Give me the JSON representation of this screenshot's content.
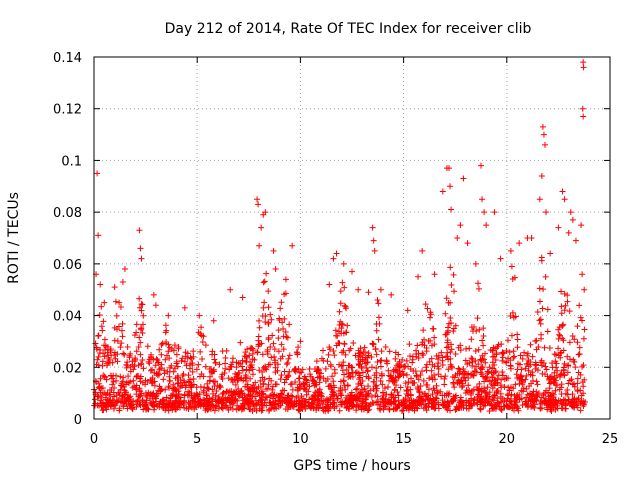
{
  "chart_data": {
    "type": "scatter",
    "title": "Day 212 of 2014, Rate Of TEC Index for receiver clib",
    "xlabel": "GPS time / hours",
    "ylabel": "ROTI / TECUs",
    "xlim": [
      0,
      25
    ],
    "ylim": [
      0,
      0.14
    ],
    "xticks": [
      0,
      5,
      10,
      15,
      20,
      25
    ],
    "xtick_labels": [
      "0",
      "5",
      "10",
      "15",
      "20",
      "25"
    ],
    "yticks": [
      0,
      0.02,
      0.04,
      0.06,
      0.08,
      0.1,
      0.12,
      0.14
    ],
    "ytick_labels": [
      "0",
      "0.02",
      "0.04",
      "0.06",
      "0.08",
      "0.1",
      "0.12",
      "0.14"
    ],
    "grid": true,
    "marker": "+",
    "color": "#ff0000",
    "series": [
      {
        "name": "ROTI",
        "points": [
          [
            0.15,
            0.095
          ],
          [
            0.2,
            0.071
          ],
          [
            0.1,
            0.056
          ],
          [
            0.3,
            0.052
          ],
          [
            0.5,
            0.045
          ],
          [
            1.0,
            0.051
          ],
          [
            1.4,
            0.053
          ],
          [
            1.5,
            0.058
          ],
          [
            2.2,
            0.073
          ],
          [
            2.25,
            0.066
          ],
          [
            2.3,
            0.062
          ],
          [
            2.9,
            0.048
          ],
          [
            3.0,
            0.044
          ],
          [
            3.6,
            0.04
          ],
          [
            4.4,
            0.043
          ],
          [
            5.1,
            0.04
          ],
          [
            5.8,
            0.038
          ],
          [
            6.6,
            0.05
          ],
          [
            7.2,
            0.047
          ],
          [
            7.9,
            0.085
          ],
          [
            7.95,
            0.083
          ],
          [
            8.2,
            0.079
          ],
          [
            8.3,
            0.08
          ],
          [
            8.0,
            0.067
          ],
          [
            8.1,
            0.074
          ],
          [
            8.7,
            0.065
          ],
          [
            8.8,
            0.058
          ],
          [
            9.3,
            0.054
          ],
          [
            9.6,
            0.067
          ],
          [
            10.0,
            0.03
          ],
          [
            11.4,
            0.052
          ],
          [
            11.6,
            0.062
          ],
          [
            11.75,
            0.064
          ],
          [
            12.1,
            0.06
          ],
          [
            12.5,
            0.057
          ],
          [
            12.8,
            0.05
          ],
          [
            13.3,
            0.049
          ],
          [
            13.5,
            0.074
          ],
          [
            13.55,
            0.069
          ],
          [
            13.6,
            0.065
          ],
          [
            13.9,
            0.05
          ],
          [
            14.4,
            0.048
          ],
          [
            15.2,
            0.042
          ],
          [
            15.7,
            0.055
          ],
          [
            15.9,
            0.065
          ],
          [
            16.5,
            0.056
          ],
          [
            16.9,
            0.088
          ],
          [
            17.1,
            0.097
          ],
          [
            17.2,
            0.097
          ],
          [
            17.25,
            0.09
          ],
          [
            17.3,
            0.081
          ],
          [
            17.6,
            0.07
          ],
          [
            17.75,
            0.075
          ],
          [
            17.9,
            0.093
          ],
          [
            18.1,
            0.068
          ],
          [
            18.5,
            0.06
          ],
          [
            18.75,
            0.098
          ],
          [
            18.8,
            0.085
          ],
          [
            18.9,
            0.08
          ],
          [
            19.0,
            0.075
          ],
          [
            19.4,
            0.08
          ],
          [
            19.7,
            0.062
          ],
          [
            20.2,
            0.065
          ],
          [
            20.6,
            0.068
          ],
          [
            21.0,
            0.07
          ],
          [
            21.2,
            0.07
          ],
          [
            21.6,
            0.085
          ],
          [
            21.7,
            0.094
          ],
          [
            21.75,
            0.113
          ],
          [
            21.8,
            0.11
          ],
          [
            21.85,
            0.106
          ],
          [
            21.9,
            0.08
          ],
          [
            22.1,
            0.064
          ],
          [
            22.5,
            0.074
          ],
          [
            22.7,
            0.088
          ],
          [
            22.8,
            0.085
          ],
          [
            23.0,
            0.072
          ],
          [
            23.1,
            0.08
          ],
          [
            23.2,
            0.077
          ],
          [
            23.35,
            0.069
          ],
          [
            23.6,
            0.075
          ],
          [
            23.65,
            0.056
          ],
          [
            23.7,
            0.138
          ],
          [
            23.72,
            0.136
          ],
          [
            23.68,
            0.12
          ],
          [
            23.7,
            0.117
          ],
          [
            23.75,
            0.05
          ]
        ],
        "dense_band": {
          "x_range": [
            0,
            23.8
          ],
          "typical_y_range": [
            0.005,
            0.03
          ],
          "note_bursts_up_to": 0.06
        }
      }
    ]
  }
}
--
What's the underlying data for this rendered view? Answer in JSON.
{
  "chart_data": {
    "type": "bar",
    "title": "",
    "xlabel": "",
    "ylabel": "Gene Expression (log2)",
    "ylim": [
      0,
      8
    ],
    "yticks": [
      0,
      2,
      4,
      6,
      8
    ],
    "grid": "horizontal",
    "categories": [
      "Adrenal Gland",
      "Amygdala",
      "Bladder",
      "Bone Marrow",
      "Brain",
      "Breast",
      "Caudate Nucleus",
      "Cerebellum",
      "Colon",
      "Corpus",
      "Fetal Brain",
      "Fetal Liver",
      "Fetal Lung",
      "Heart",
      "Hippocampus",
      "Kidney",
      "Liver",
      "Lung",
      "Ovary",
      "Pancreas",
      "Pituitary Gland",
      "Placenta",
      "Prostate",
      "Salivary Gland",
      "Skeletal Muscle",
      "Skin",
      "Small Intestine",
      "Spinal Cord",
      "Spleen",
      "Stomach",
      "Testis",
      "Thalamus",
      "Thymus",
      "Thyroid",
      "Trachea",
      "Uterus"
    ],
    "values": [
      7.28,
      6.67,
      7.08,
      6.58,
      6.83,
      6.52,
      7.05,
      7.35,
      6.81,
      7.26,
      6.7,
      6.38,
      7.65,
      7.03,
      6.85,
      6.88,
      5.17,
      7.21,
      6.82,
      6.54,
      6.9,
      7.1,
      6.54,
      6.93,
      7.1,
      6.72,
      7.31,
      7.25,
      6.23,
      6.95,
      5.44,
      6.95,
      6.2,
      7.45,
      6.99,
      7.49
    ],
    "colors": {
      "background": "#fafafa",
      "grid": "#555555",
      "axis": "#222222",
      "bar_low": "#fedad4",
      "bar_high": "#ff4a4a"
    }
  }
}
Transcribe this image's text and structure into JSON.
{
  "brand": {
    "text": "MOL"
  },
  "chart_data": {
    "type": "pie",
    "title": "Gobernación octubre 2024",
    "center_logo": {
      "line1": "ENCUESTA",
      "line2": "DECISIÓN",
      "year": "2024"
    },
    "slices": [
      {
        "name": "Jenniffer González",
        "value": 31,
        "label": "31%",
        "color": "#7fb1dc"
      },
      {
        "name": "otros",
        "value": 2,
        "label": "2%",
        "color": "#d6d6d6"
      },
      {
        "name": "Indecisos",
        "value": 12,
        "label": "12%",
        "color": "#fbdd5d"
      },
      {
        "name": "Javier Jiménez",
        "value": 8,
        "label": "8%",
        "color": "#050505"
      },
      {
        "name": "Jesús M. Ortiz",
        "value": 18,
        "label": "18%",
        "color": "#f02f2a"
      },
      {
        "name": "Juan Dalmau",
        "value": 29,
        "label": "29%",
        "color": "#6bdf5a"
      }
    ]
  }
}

» **Prompt**
Copy every line of the records above that holds the word "JSON".

» **Solution to this problem**
Give me the JSON representation of this screenshot's content.
What's the underlying data for this rendered view? Answer in JSON.
Transcribe this image's text and structure into JSON.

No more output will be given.